● **Requirements**
Read the records below. Copy each line where the string "cuando" occurs.

● **The data**
## start
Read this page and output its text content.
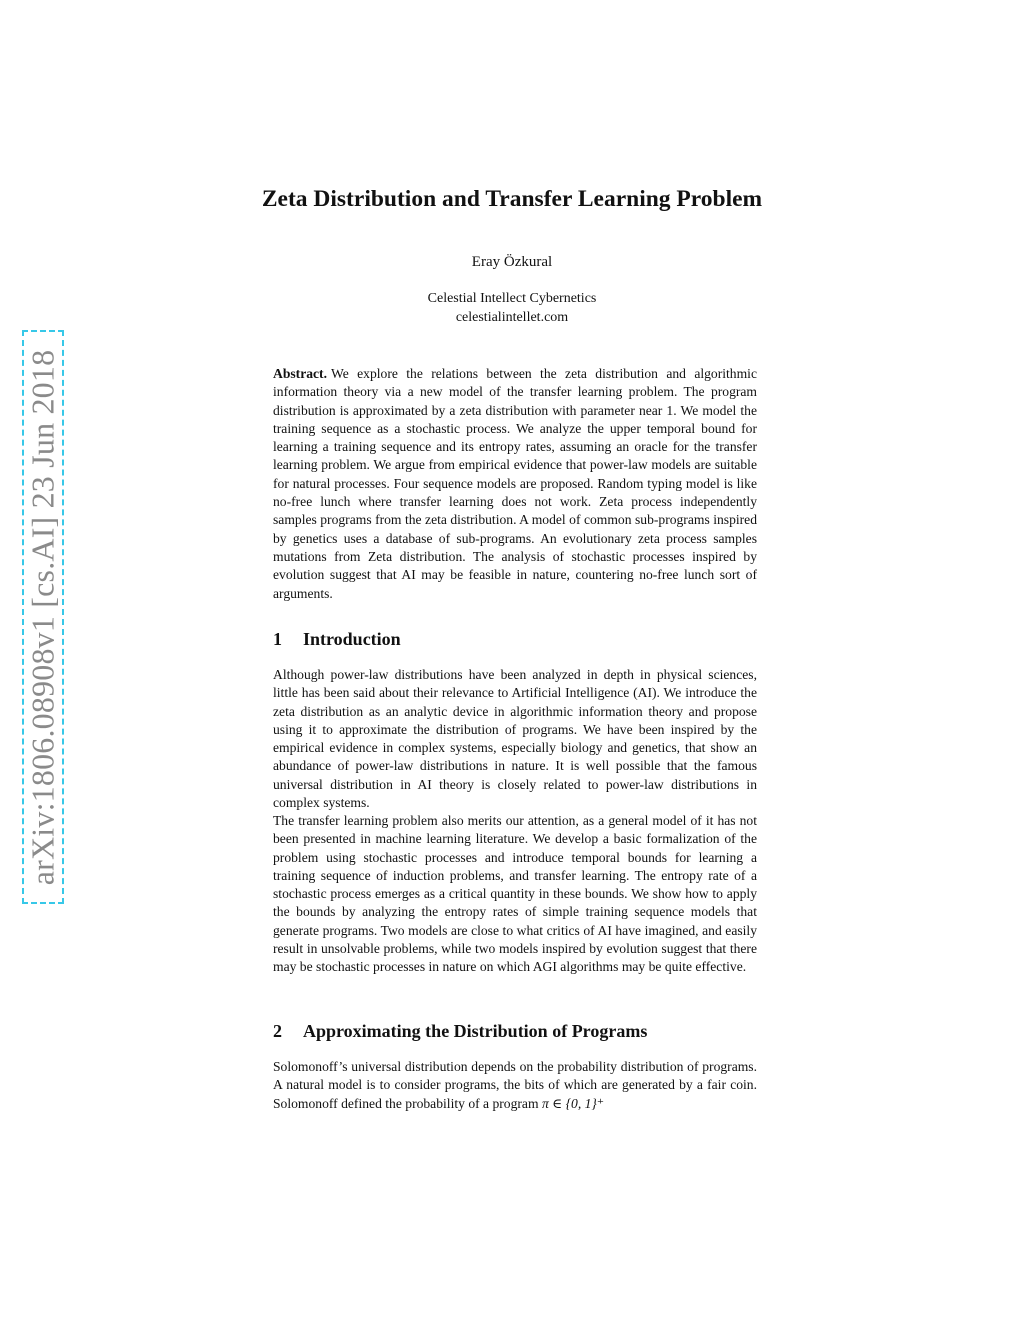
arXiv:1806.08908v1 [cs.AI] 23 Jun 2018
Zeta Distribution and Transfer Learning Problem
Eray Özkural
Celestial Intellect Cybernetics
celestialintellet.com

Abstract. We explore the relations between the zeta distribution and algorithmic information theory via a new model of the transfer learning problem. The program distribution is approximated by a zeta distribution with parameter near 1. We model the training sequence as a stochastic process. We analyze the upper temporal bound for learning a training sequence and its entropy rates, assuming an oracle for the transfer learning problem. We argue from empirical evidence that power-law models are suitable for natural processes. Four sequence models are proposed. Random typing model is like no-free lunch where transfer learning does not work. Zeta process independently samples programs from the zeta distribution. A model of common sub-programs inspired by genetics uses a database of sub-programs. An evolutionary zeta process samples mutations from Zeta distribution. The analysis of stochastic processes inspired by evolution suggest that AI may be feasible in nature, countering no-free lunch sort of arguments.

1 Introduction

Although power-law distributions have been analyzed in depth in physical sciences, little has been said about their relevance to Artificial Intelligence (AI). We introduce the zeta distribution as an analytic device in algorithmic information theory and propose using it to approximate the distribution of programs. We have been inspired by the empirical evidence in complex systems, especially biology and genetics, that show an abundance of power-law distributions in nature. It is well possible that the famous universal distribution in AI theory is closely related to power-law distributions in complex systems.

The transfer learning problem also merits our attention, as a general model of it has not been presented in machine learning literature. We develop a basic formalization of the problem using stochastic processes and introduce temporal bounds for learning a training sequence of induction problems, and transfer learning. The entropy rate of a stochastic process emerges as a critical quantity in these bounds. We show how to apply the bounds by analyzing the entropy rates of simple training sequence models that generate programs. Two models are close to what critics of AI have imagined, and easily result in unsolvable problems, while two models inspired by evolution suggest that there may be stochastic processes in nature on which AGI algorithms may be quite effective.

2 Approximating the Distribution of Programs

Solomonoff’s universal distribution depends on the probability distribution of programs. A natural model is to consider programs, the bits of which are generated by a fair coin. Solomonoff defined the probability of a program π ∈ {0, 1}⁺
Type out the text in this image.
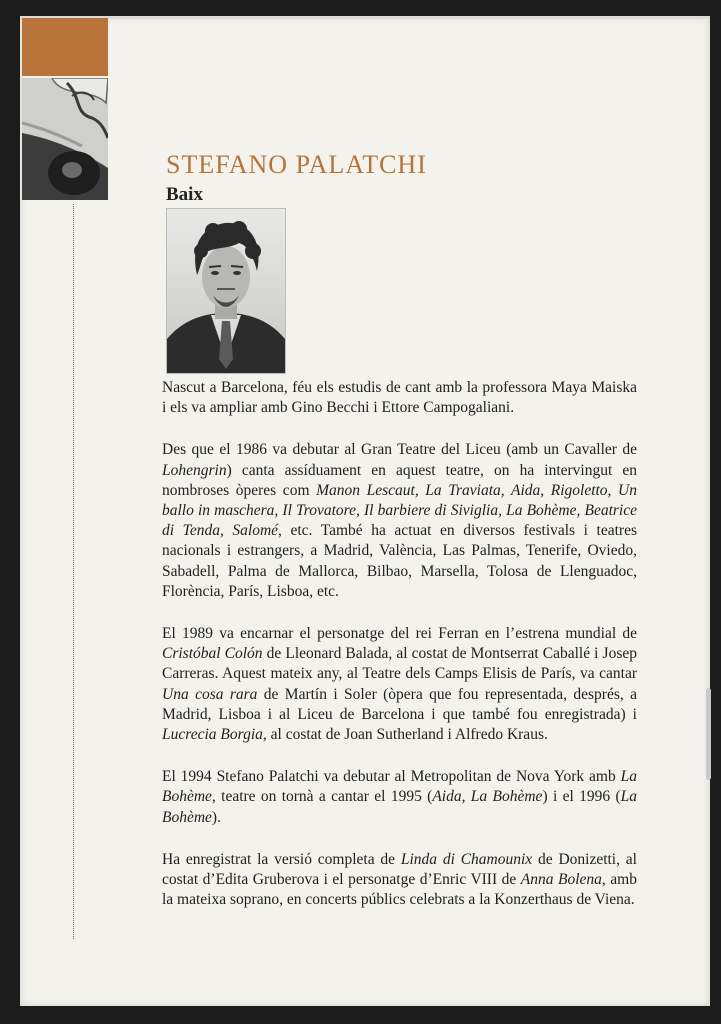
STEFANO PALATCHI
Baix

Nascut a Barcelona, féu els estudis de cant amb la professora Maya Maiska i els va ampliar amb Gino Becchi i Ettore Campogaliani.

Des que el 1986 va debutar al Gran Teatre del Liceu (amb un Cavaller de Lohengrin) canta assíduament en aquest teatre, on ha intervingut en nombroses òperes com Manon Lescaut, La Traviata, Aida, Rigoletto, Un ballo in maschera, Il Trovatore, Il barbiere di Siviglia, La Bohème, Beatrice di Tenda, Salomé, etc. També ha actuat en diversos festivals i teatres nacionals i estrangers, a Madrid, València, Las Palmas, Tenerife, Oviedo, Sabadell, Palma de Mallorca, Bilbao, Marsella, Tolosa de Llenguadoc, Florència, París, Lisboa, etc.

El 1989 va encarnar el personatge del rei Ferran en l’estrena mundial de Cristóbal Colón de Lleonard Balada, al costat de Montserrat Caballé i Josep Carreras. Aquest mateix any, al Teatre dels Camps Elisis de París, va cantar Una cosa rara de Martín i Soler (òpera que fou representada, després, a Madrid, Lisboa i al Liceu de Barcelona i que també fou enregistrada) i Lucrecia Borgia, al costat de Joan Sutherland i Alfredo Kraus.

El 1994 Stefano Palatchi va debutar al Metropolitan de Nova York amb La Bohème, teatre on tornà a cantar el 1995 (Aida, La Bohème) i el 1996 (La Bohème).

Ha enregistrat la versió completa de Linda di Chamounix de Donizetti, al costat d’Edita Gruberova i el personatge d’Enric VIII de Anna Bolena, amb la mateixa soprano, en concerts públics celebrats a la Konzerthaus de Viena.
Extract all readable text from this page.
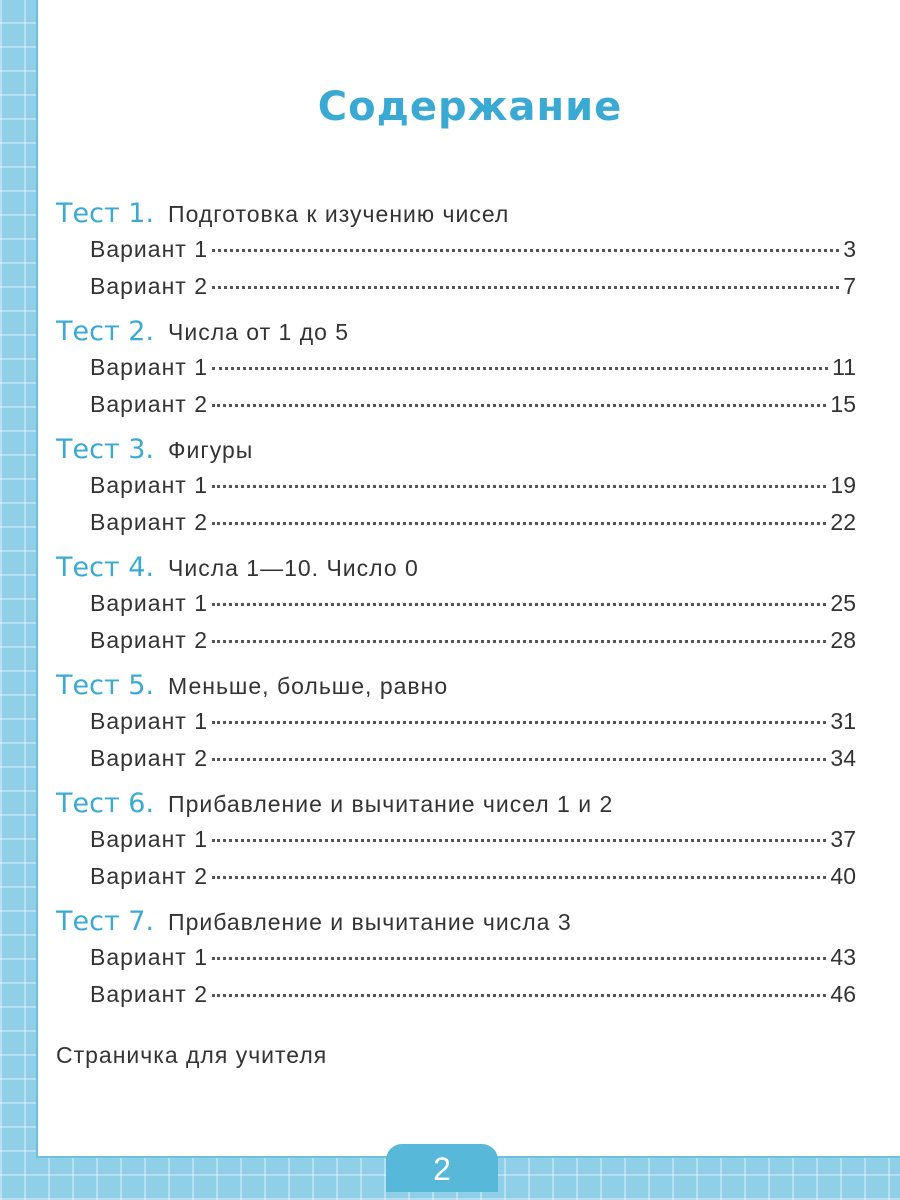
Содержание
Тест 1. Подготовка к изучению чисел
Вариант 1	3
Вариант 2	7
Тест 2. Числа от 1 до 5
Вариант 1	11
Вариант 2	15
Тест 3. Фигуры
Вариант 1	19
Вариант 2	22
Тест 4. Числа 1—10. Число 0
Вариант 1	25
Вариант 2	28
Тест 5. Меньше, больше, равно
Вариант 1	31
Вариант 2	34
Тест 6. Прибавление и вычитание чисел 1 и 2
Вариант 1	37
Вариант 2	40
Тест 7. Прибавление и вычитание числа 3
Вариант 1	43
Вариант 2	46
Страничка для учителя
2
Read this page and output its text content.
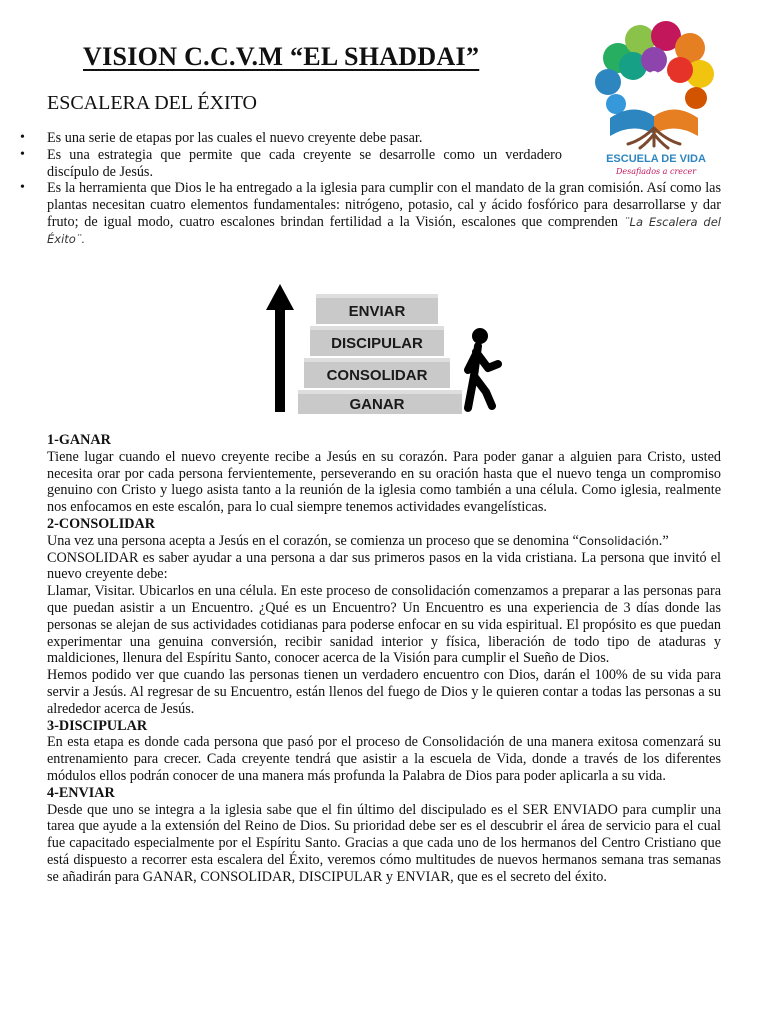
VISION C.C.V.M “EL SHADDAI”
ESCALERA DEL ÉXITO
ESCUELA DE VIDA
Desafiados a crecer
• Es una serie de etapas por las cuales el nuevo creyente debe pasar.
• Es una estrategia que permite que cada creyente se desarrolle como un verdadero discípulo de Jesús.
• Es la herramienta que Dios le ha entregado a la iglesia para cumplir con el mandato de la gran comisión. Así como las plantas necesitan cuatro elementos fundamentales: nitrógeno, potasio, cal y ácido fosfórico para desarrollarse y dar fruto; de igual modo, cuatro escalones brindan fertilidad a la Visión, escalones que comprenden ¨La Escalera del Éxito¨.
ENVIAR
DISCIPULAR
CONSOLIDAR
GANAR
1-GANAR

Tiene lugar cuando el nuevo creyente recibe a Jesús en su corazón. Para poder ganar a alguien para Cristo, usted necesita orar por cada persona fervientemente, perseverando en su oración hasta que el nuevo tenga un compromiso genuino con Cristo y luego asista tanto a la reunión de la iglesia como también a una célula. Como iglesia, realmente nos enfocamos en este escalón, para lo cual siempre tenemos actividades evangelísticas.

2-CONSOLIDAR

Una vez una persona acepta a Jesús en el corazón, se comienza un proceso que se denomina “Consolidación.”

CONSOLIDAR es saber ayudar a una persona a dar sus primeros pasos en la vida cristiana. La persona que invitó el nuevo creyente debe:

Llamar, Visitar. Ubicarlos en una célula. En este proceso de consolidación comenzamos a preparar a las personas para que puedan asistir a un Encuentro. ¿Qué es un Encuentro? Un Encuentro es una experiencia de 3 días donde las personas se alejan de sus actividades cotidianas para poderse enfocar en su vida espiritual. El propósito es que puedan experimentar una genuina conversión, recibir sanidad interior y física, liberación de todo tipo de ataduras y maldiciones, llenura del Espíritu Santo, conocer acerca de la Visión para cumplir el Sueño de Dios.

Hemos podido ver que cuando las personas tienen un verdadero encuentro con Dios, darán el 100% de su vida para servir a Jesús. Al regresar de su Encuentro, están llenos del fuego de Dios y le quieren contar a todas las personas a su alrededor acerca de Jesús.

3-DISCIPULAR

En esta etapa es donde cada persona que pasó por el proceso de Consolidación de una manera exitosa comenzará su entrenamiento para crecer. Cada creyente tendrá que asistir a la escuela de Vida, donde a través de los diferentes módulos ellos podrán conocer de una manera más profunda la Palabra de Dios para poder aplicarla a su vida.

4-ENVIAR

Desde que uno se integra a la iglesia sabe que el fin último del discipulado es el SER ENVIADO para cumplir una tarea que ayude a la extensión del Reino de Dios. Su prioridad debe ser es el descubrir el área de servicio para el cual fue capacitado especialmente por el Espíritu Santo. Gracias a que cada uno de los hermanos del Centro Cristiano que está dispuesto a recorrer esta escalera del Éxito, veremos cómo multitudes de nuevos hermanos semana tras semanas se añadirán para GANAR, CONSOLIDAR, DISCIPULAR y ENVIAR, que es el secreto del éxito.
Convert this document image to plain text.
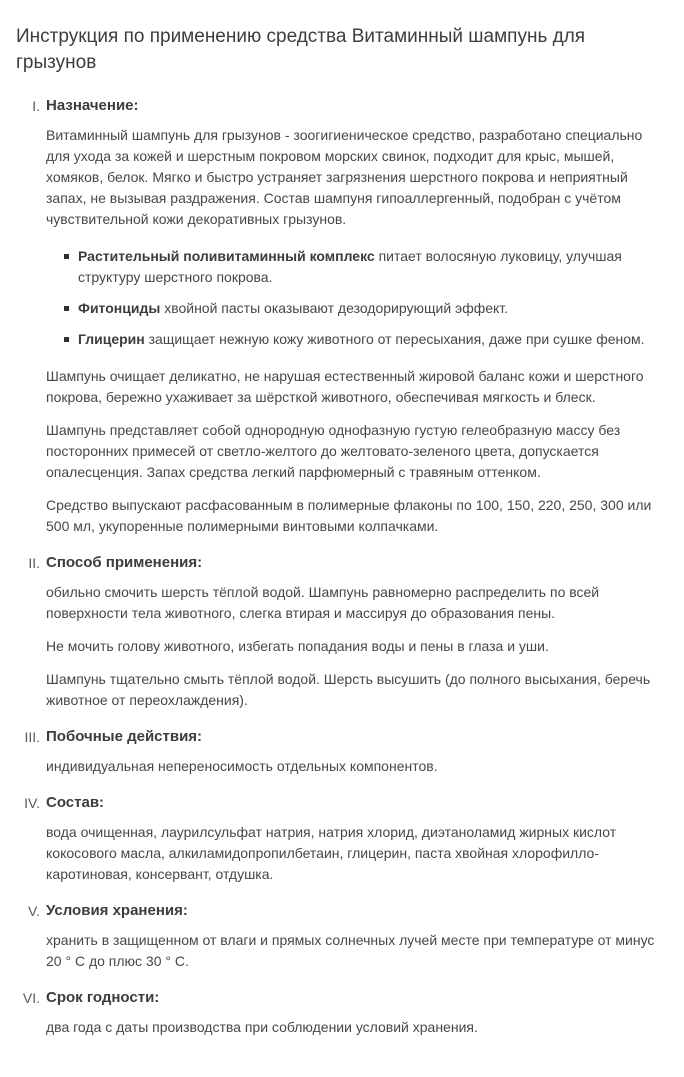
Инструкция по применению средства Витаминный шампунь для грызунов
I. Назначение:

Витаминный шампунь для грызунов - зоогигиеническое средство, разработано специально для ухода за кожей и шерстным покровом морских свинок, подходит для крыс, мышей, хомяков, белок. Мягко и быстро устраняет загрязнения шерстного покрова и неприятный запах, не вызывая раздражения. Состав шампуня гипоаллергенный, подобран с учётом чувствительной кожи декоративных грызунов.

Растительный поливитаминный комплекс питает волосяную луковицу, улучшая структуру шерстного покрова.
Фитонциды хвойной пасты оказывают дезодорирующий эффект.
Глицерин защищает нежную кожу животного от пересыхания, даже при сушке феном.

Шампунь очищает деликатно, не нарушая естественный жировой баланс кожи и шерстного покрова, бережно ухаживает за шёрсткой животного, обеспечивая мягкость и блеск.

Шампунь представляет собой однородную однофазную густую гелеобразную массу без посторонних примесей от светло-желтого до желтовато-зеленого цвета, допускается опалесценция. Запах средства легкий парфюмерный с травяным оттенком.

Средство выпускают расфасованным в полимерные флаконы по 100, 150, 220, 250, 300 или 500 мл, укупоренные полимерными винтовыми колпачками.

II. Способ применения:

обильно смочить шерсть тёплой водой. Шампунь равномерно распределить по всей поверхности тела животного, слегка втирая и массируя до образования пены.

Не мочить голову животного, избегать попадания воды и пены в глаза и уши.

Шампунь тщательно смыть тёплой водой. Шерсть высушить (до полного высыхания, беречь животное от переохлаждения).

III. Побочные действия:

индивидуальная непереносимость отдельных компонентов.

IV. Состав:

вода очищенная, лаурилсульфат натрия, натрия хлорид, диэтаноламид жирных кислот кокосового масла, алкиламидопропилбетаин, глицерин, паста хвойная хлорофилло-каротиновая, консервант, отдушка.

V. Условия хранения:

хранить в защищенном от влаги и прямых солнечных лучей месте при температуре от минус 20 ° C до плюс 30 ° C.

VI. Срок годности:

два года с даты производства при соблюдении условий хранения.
## end
● **Exercise solution**
Tiene lugar cuando el nuevo creyente recibe a Jesús en su corazón. Para poder ganar a alguien para Cristo, usted necesita orar por cada persona fervientemente, perseverando en su oración hasta que el nuevo tenga un compromiso genuino con Cristo y luego asista tanto a la reunión de la iglesia como también a una célula. Como iglesia, realmente nos enfocamos en este escalón, para lo cual siempre tenemos actividades evangelísticas.
Hemos podido ver que cuando las personas tienen un verdadero encuentro con Dios, darán el 100% de su vida para servir a Jesús. Al regresar de su Encuentro, están llenos del fuego de Dios y le quieren contar a todas las personas a su alrededor acerca de Jesús.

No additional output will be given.